> [Exercise brief]:
Find every line in the records below that holds the word "исключением" and copy it.

> [Stored data]:

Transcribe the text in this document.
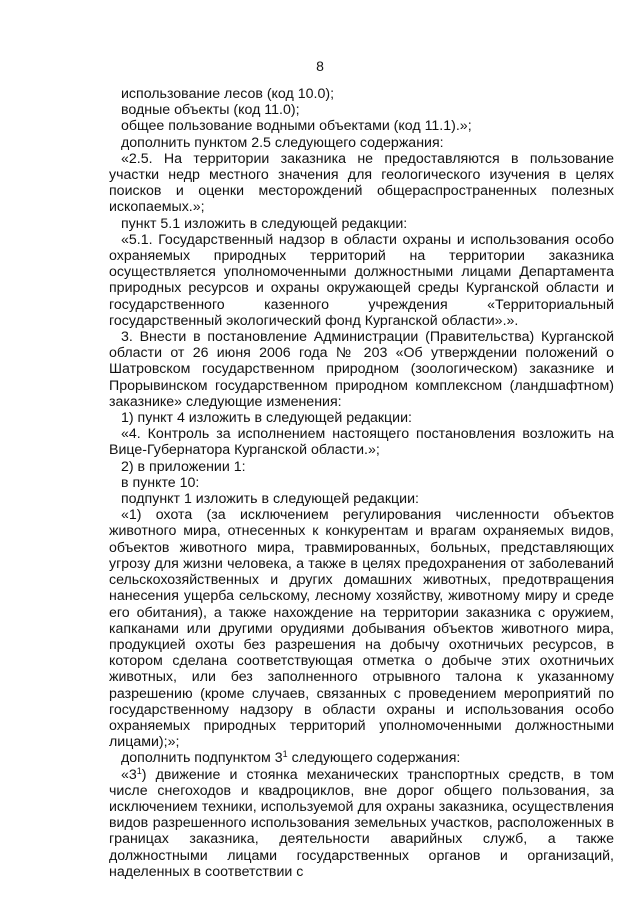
8

использование лесов (код 10.0);

водные объекты (код 11.0);

общее пользование водными объектами (код 11.1).»;

дополнить пунктом 2.5 следующего содержания:

«2.5. На территории заказника не предоставляются в пользование участки недр местного значения для геологического изучения в целях поисков и оценки месторождений общераспространенных полезных ископаемых.»;

пункт 5.1 изложить в следующей редакции:

«5.1. Государственный надзор в области охраны и использования особо охраняемых природных территорий на территории заказника осуществляется уполномоченными должностными лицами Департамента природных ресурсов и охраны окружающей среды Курганской области и государственного казенного учреждения «Территориальный государственный экологический фонд Курганской области».».

3. Внести в постановление Администрации (Правительства) Курганской области от 26 июня 2006 года № 203 «Об утверждении положений о Шатровском государственном природном (зоологическом) заказнике и Прорывинском государственном природном комплексном (ландшафтном) заказнике» следующие изменения:

1) пункт 4 изложить в следующей редакции:

«4. Контроль за исполнением настоящего постановления возложить на Вице-Губернатора Курганской области.»;

2) в приложении 1:

в пункте 10:

подпункт 1 изложить в следующей редакции:

«1) охота (за исключением регулирования численности объектов животного мира, отнесенных к конкурентам и врагам охраняемых видов, объектов животного мира, травмированных, больных, представляющих угрозу для жизни человека, а также в целях предохранения от заболеваний сельскохозяйственных и других домашних животных, предотвращения нанесения ущерба сельскому, лесному хозяйству, животному миру и среде его обитания), а также нахождение на территории заказника с оружием, капканами или другими орудиями добывания объектов животного мира, продукцией охоты без разрешения на добычу охотничьих ресурсов, в котором сделана соответствующая отметка о добыче этих охотничьих животных, или без заполненного отрывного талона к указанному разрешению (кроме случаев, связанных с проведением мероприятий по государственному надзору в области охраны и использования особо охраняемых природных территорий уполномоченными должностными лицами);»;

дополнить подпунктом $3^1$ следующего содержания:

«$3^1$) движение и стоянка механических транспортных средств, в том числе снегоходов и квадроциклов, вне дорог общего пользования, за исключением техники, используемой для охраны заказника, осуществления видов разрешенного использования земельных участков, расположенных в границах заказника, деятельности аварийных служб, а также должностными лицами государственных органов и организаций, наделенных в соответствии с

> [Completed task]:
«1) охота (за исключением регулирования численности объектов животного мира, отнесенных к конкурентам и врагам охраняемых видов, объектов животного мира, травмированных, больных, представляющих угрозу для жизни человека, а также в целях предохранения от заболеваний сельскохозяйственных и других домашних животных, предотвращения нанесения ущерба сельскому, лесному хозяйству, животному миру и среде его обитания), а также нахождение на территории заказника с оружием, капканами или другими орудиями добывания объектов животного мира, продукцией охоты без разрешения на добычу охотничьих ресурсов, в котором сделана соответствующая отметка о добыче этих охотничьих животных, или без заполненного отрывного талона к указанному разрешению (кроме случаев, связанных с проведением мероприятий по государственному надзору в области охраны и использования особо охраняемых природных территорий уполномоченными должностными лицами);»;
«$3^1$) движение и стоянка механических транспортных средств, в том числе снегоходов и квадроциклов, вне дорог общего пользования, за исключением техники, используемой для охраны заказника, осуществления видов разрешенного использования земельных участков, расположенных в границах заказника, деятельности аварийных служб, а также должностными лицами государственных органов и организаций, наделенных в соответствии с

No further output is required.